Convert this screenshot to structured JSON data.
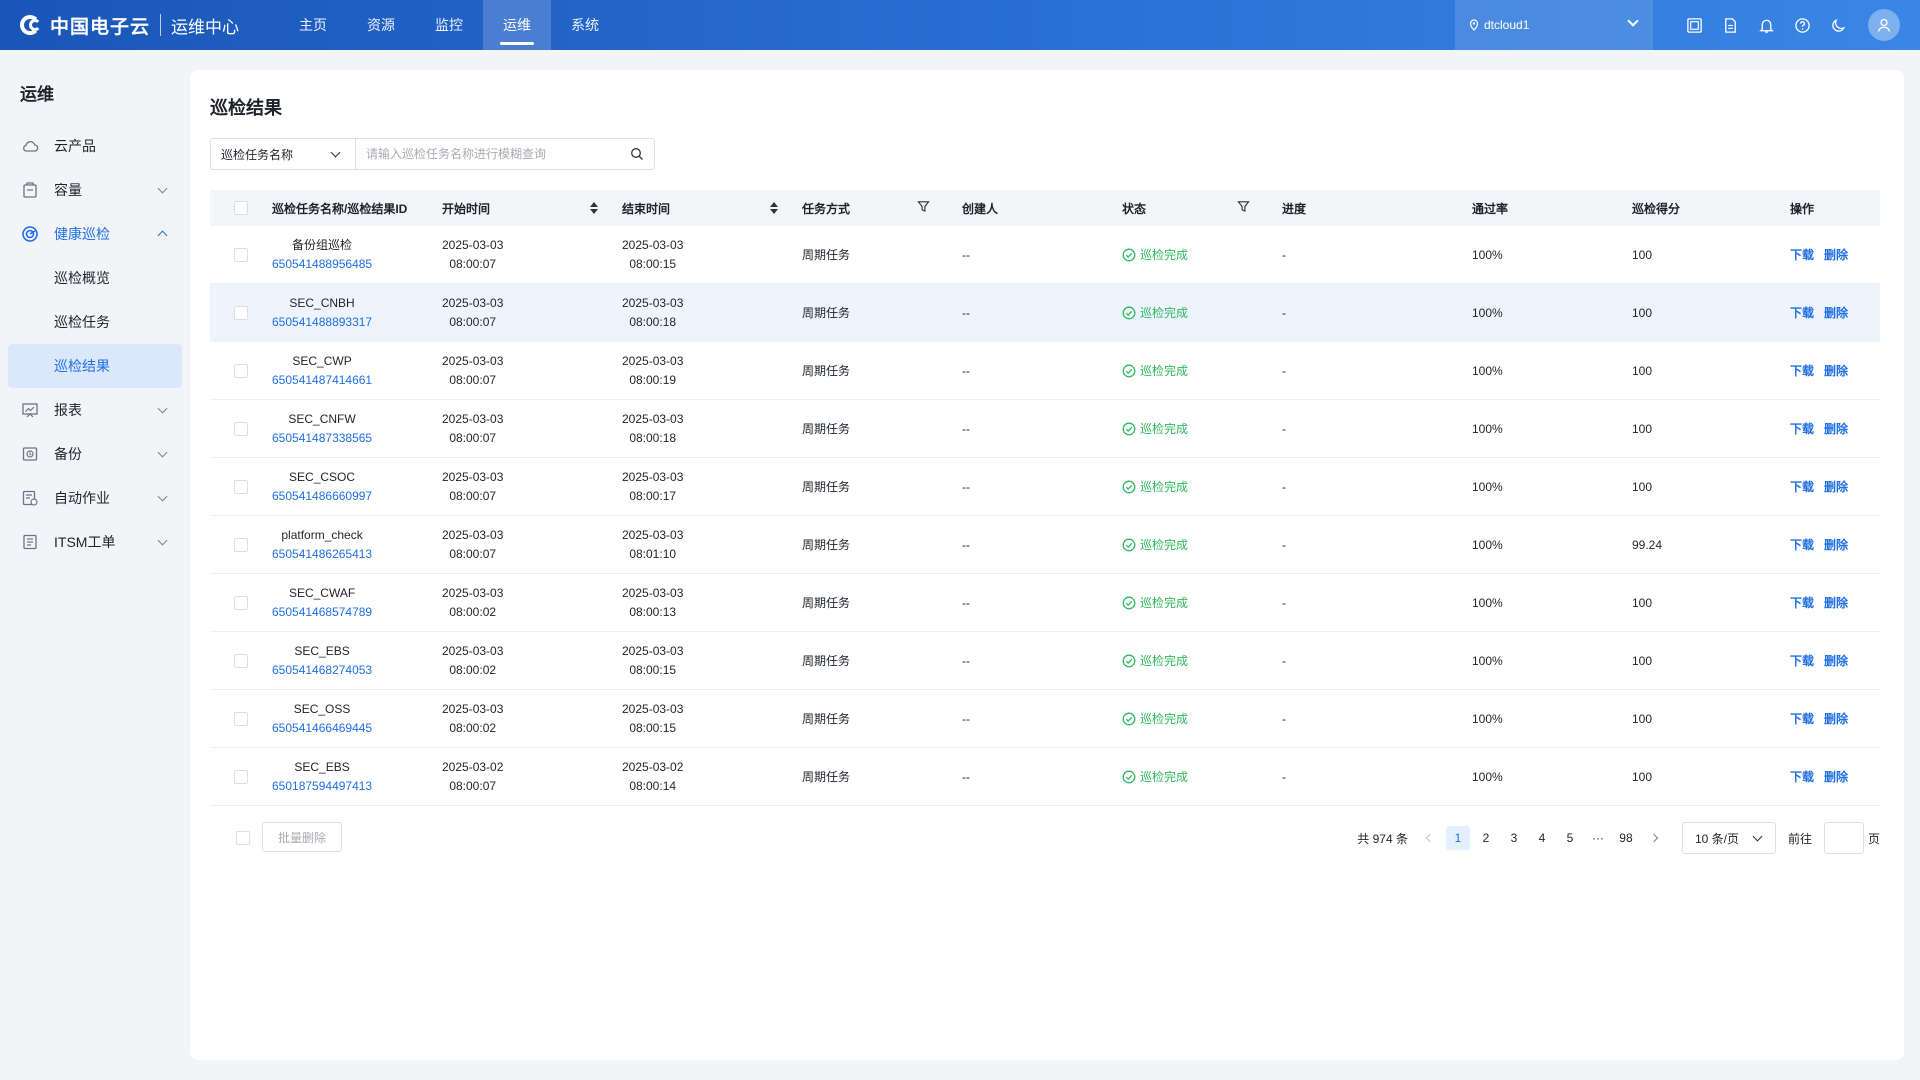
{
  "brand": {
    "name": "中国电子云",
    "sub": "运维中心"
  },
  "topnav": [
    {
      "label": "主页",
      "active": false
    },
    {
      "label": "资源",
      "active": false
    },
    {
      "label": "监控",
      "active": false
    },
    {
      "label": "运维",
      "active": true
    },
    {
      "label": "系统",
      "active": false
    }
  ],
  "region": {
    "label": "dtcloud1",
    "icon": "location-pin-icon"
  },
  "top_icons": [
    "screen-icon",
    "document-icon",
    "bell-icon",
    "help-icon",
    "moon-icon"
  ],
  "sidebar": {
    "title": "运维",
    "items": [
      {
        "label": "云产品",
        "icon": "cloud-icon"
      },
      {
        "label": "容量",
        "icon": "capacity-icon"
      },
      {
        "label": "健康巡检",
        "icon": "health-icon",
        "children": [
          "巡检概览",
          "巡检任务",
          "巡检结果"
        ],
        "active_child": "巡检结果"
      },
      {
        "label": "报表",
        "icon": "report-icon"
      },
      {
        "label": "备份",
        "icon": "backup-icon"
      },
      {
        "label": "自动作业",
        "icon": "automation-icon"
      },
      {
        "label": "ITSM工单",
        "icon": "ticket-icon"
      }
    ]
  },
  "page": {
    "title": "巡检结果"
  },
  "search": {
    "select_label": "巡检任务名称",
    "placeholder": "请输入巡检任务名称进行模糊查询"
  },
  "table": {
    "headers": {
      "name": "巡检任务名称/巡检结果ID",
      "start": "开始时间",
      "end": "结束时间",
      "mode": "任务方式",
      "creator": "创建人",
      "status": "状态",
      "progress": "进度",
      "pass_rate": "通过率",
      "score": "巡检得分",
      "ops": "操作"
    },
    "op_labels": {
      "download": "下载",
      "delete": "删除"
    },
    "rows": [
      {
        "name": "备份组巡检",
        "id": "650541488956485",
        "start_date": "2025-03-03",
        "start_time": "08:00:07",
        "end_date": "2025-03-03",
        "end_time": "08:00:15",
        "mode": "周期任务",
        "creator": "--",
        "status": "巡检完成",
        "progress": "-",
        "pass_rate": "100%",
        "score": "100"
      },
      {
        "name": "SEC_CNBH",
        "id": "650541488893317",
        "start_date": "2025-03-03",
        "start_time": "08:00:07",
        "end_date": "2025-03-03",
        "end_time": "08:00:18",
        "mode": "周期任务",
        "creator": "--",
        "status": "巡检完成",
        "progress": "-",
        "pass_rate": "100%",
        "score": "100"
      },
      {
        "name": "SEC_CWP",
        "id": "650541487414661",
        "start_date": "2025-03-03",
        "start_time": "08:00:07",
        "end_date": "2025-03-03",
        "end_time": "08:00:19",
        "mode": "周期任务",
        "creator": "--",
        "status": "巡检完成",
        "progress": "-",
        "pass_rate": "100%",
        "score": "100"
      },
      {
        "name": "SEC_CNFW",
        "id": "650541487338565",
        "start_date": "2025-03-03",
        "start_time": "08:00:07",
        "end_date": "2025-03-03",
        "end_time": "08:00:18",
        "mode": "周期任务",
        "creator": "--",
        "status": "巡检完成",
        "progress": "-",
        "pass_rate": "100%",
        "score": "100"
      },
      {
        "name": "SEC_CSOC",
        "id": "650541486660997",
        "start_date": "2025-03-03",
        "start_time": "08:00:07",
        "end_date": "2025-03-03",
        "end_time": "08:00:17",
        "mode": "周期任务",
        "creator": "--",
        "status": "巡检完成",
        "progress": "-",
        "pass_rate": "100%",
        "score": "100"
      },
      {
        "name": "platform_check",
        "id": "650541486265413",
        "start_date": "2025-03-03",
        "start_time": "08:00:07",
        "end_date": "2025-03-03",
        "end_time": "08:01:10",
        "mode": "周期任务",
        "creator": "--",
        "status": "巡检完成",
        "progress": "-",
        "pass_rate": "100%",
        "score": "99.24"
      },
      {
        "name": "SEC_CWAF",
        "id": "650541468574789",
        "start_date": "2025-03-03",
        "start_time": "08:00:02",
        "end_date": "2025-03-03",
        "end_time": "08:00:13",
        "mode": "周期任务",
        "creator": "--",
        "status": "巡检完成",
        "progress": "-",
        "pass_rate": "100%",
        "score": "100"
      },
      {
        "name": "SEC_EBS",
        "id": "650541468274053",
        "start_date": "2025-03-03",
        "start_time": "08:00:02",
        "end_date": "2025-03-03",
        "end_time": "08:00:15",
        "mode": "周期任务",
        "creator": "--",
        "status": "巡检完成",
        "progress": "-",
        "pass_rate": "100%",
        "score": "100"
      },
      {
        "name": "SEC_OSS",
        "id": "650541466469445",
        "start_date": "2025-03-03",
        "start_time": "08:00:02",
        "end_date": "2025-03-03",
        "end_time": "08:00:15",
        "mode": "周期任务",
        "creator": "--",
        "status": "巡检完成",
        "progress": "-",
        "pass_rate": "100%",
        "score": "100"
      },
      {
        "name": "SEC_EBS",
        "id": "650187594497413",
        "start_date": "2025-03-02",
        "start_time": "08:00:07",
        "end_date": "2025-03-02",
        "end_time": "08:00:14",
        "mode": "周期任务",
        "creator": "--",
        "status": "巡检完成",
        "progress": "-",
        "pass_rate": "100%",
        "score": "100"
      }
    ]
  },
  "footer": {
    "batch_delete": "批量删除",
    "total": "共 974 条",
    "pages": [
      "1",
      "2",
      "3",
      "4",
      "5",
      "98"
    ],
    "ellipsis": "···",
    "current_page": "1",
    "page_size": "10 条/页",
    "goto_prefix": "前往",
    "goto_suffix": "页"
  },
  "colors": {
    "accent": "#1f6fe5",
    "success": "#2fb85c",
    "topbar": "#1a56b8"
  }
}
━━━━━━━━━━
_SHORT EXERCISE_. Ignore the images and quote every line of the listing exactly.

_OUTPUT BELOW_.
Convert this screenshot to structured JSON data.
{
  "brand": {
    "name": "中国电子云",
    "sub": "运维中心"
  },
  "topnav": [
    {
      "label": "主页",
      "active": false
    },
    {
      "label": "资源",
      "active": false
    },
    {
      "label": "监控",
      "active": false
    },
    {
      "label": "运维",
      "active": true
    },
    {
      "label": "系统",
      "active": false
    }
  ],
  "region": {
    "label": "dtcloud1",
    "icon": "location-pin-icon"
  },
  "top_icons": [
    "screen-icon",
    "document-icon",
    "bell-icon",
    "help-icon",
    "moon-icon"
  ],
  "sidebar": {
    "title": "运维",
    "items": [
      {
        "label": "云产品",
        "icon": "cloud-icon"
      },
      {
        "label": "容量",
        "icon": "capacity-icon"
      },
      {
        "label": "健康巡检",
        "icon": "health-icon",
        "children": [
          "巡检概览",
          "巡检任务",
          "巡检结果"
        ],
        "active_child": "巡检结果"
      },
      {
        "label": "报表",
        "icon": "report-icon"
      },
      {
        "label": "备份",
        "icon": "backup-icon"
      },
      {
        "label": "自动作业",
        "icon": "automation-icon"
      },
      {
        "label": "ITSM工单",
        "icon": "ticket-icon"
      }
    ]
  },
  "page": {
    "title": "巡检结果"
  },
  "search": {
    "select_label": "巡检任务名称",
    "placeholder": "请输入巡检任务名称进行模糊查询"
  },
  "table": {
    "headers": {
      "name": "巡检任务名称/巡检结果ID",
      "start": "开始时间",
      "end": "结束时间",
      "mode": "任务方式",
      "creator": "创建人",
      "status": "状态",
      "progress": "进度",
      "pass_rate": "通过率",
      "score": "巡检得分",
      "ops": "操作"
    },
    "op_labels": {
      "download": "下载",
      "delete": "删除"
    },
    "rows": [
      {
        "name": "备份组巡检",
        "id": "650541488956485",
        "start_date": "2025-03-03",
        "start_time": "08:00:07",
        "end_date": "2025-03-03",
        "end_time": "08:00:15",
        "mode": "周期任务",
        "creator": "--",
        "status": "巡检完成",
        "progress": "-",
        "pass_rate": "100%",
        "score": "100"
      },
      {
        "name": "SEC_CNBH",
        "id": "650541488893317",
        "start_date": "2025-03-03",
        "start_time": "08:00:07",
        "end_date": "2025-03-03",
        "end_time": "08:00:18",
        "mode": "周期任务",
        "creator": "--",
        "status": "巡检完成",
        "progress": "-",
        "pass_rate": "100%",
        "score": "100"
      },
      {
        "name": "SEC_CWP",
        "id": "650541487414661",
        "start_date": "2025-03-03",
        "start_time": "08:00:07",
        "end_date": "2025-03-03",
        "end_time": "08:00:19",
        "mode": "周期任务",
        "creator": "--",
        "status": "巡检完成",
        "progress": "-",
        "pass_rate": "100%",
        "score": "100"
      },
      {
        "name": "SEC_CNFW",
        "id": "650541487338565",
        "start_date": "2025-03-03",
        "start_time": "08:00:07",
        "end_date": "2025-03-03",
        "end_time": "08:00:18",
        "mode": "周期任务",
        "creator": "--",
        "status": "巡检完成",
        "progress": "-",
        "pass_rate": "100%",
        "score": "100"
      },
      {
        "name": "SEC_CSOC",
        "id": "650541486660997",
        "start_date": "2025-03-03",
        "start_time": "08:00:07",
        "end_date": "2025-03-03",
        "end_time": "08:00:17",
        "mode": "周期任务",
        "creator": "--",
        "status": "巡检完成",
        "progress": "-",
        "pass_rate": "100%",
        "score": "100"
      },
      {
        "name": "platform_check",
        "id": "650541486265413",
        "start_date": "2025-03-03",
        "start_time": "08:00:07",
        "end_date": "2025-03-03",
        "end_time": "08:01:10",
        "mode": "周期任务",
        "creator": "--",
        "status": "巡检完成",
        "progress": "-",
        "pass_rate": "100%",
        "score": "99.24"
      },
      {
        "name": "SEC_CWAF",
        "id": "650541468574789",
        "start_date": "2025-03-03",
        "start_time": "08:00:02",
        "end_date": "2025-03-03",
        "end_time": "08:00:13",
        "mode": "周期任务",
        "creator": "--",
        "status": "巡检完成",
        "progress": "-",
        "pass_rate": "100%",
        "score": "100"
      },
      {
        "name": "SEC_EBS",
        "id": "650541468274053",
        "start_date": "2025-03-03",
        "start_time": "08:00:02",
        "end_date": "2025-03-03",
        "end_time": "08:00:15",
        "mode": "周期任务",
        "creator": "--",
        "status": "巡检完成",
        "progress": "-",
        "pass_rate": "100%",
        "score": "100"
      },
      {
        "name": "SEC_OSS",
        "id": "650541466469445",
        "start_date": "2025-03-03",
        "start_time": "08:00:02",
        "end_date": "2025-03-03",
        "end_time": "08:00:15",
        "mode": "周期任务",
        "creator": "--",
        "status": "巡检完成",
        "progress": "-",
        "pass_rate": "100%",
        "score": "100"
      },
      {
        "name": "SEC_EBS",
        "id": "650187594497413",
        "start_date": "2025-03-02",
        "start_time": "08:00:07",
        "end_date": "2025-03-02",
        "end_time": "08:00:14",
        "mode": "周期任务",
        "creator": "--",
        "status": "巡检完成",
        "progress": "-",
        "pass_rate": "100%",
        "score": "100"
      }
    ]
  },
  "footer": {
    "batch_delete": "批量删除",
    "total": "共 974 条",
    "pages": [
      "1",
      "2",
      "3",
      "4",
      "5",
      "98"
    ],
    "ellipsis": "···",
    "current_page": "1",
    "page_size": "10 条/页",
    "goto_prefix": "前往",
    "goto_suffix": "页"
  },
  "colors": {
    "accent": "#1f6fe5",
    "success": "#2fb85c",
    "topbar": "#1a56b8"
  }
}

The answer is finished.